┌─ EXTRACTED DATA

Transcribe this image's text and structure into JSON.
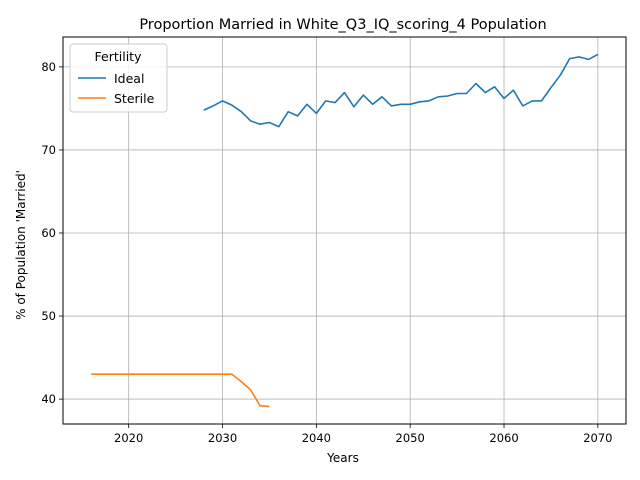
{
  "chart_data": {
    "type": "line",
    "title": "Proportion Married in White_Q3_IQ_scoring_4 Population",
    "xlabel": "Years",
    "ylabel": "% of Population 'Married'",
    "xlim": [
      2013,
      2073
    ],
    "ylim": [
      37,
      83.6
    ],
    "xticks": [
      2020,
      2030,
      2040,
      2050,
      2060,
      2070
    ],
    "yticks": [
      40,
      50,
      60,
      70,
      80
    ],
    "grid": true,
    "legend": {
      "title": "Fertility",
      "placement": "top-left"
    },
    "series": [
      {
        "name": "Ideal",
        "color": "#1f77b4",
        "x": [
          2028,
          2029,
          2030,
          2031,
          2032,
          2033,
          2034,
          2035,
          2036,
          2037,
          2038,
          2039,
          2040,
          2041,
          2042,
          2043,
          2044,
          2045,
          2046,
          2047,
          2048,
          2049,
          2050,
          2051,
          2052,
          2053,
          2054,
          2055,
          2056,
          2057,
          2058,
          2059,
          2060,
          2061,
          2062,
          2063,
          2064,
          2065,
          2066,
          2067,
          2068,
          2069,
          2070
        ],
        "values": [
          74.8,
          75.3,
          75.9,
          75.4,
          74.6,
          73.5,
          73.1,
          73.3,
          72.8,
          74.6,
          74.1,
          75.5,
          74.4,
          75.9,
          75.7,
          76.9,
          75.2,
          76.6,
          75.5,
          76.4,
          75.3,
          75.5,
          75.5,
          75.8,
          75.9,
          76.4,
          76.5,
          76.8,
          76.8,
          78.0,
          76.9,
          77.6,
          76.2,
          77.2,
          75.3,
          75.9,
          75.9,
          77.5,
          79.0,
          81.0,
          81.2,
          80.9,
          81.5
        ]
      },
      {
        "name": "Sterile",
        "color": "#ff7f0e",
        "x": [
          2016,
          2017,
          2018,
          2019,
          2020,
          2021,
          2022,
          2023,
          2024,
          2025,
          2026,
          2027,
          2028,
          2029,
          2030,
          2031,
          2032,
          2033,
          2034,
          2035
        ],
        "values": [
          43.0,
          43.0,
          43.0,
          43.0,
          43.0,
          43.0,
          43.0,
          43.0,
          43.0,
          43.0,
          43.0,
          43.0,
          43.0,
          43.0,
          43.0,
          43.0,
          42.1,
          41.1,
          39.2,
          39.1
        ]
      }
    ]
  }
}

└─

**WHAT NEEDS TO BE DONE**
Every entry must be reproduced exactly, with the images left out.

**EXERCISE ANSWER**
Transcribe this image's text and structure into JSON.
{
  "chart_data": {
    "type": "line",
    "title": "Proportion Married in White_Q3_IQ_scoring_4 Population",
    "xlabel": "Years",
    "ylabel": "% of Population 'Married'",
    "xlim": [
      2013,
      2073
    ],
    "ylim": [
      37,
      83.6
    ],
    "xticks": [
      2020,
      2030,
      2040,
      2050,
      2060,
      2070
    ],
    "yticks": [
      40,
      50,
      60,
      70,
      80
    ],
    "grid": true,
    "legend": {
      "title": "Fertility",
      "placement": "top-left"
    },
    "series": [
      {
        "name": "Ideal",
        "color": "#1f77b4",
        "x": [
          2028,
          2029,
          2030,
          2031,
          2032,
          2033,
          2034,
          2035,
          2036,
          2037,
          2038,
          2039,
          2040,
          2041,
          2042,
          2043,
          2044,
          2045,
          2046,
          2047,
          2048,
          2049,
          2050,
          2051,
          2052,
          2053,
          2054,
          2055,
          2056,
          2057,
          2058,
          2059,
          2060,
          2061,
          2062,
          2063,
          2064,
          2065,
          2066,
          2067,
          2068,
          2069,
          2070
        ],
        "values": [
          74.8,
          75.3,
          75.9,
          75.4,
          74.6,
          73.5,
          73.1,
          73.3,
          72.8,
          74.6,
          74.1,
          75.5,
          74.4,
          75.9,
          75.7,
          76.9,
          75.2,
          76.6,
          75.5,
          76.4,
          75.3,
          75.5,
          75.5,
          75.8,
          75.9,
          76.4,
          76.5,
          76.8,
          76.8,
          78.0,
          76.9,
          77.6,
          76.2,
          77.2,
          75.3,
          75.9,
          75.9,
          77.5,
          79.0,
          81.0,
          81.2,
          80.9,
          81.5
        ]
      },
      {
        "name": "Sterile",
        "color": "#ff7f0e",
        "x": [
          2016,
          2017,
          2018,
          2019,
          2020,
          2021,
          2022,
          2023,
          2024,
          2025,
          2026,
          2027,
          2028,
          2029,
          2030,
          2031,
          2032,
          2033,
          2034,
          2035
        ],
        "values": [
          43.0,
          43.0,
          43.0,
          43.0,
          43.0,
          43.0,
          43.0,
          43.0,
          43.0,
          43.0,
          43.0,
          43.0,
          43.0,
          43.0,
          43.0,
          43.0,
          42.1,
          41.1,
          39.2,
          39.1
        ]
      }
    ]
  }
}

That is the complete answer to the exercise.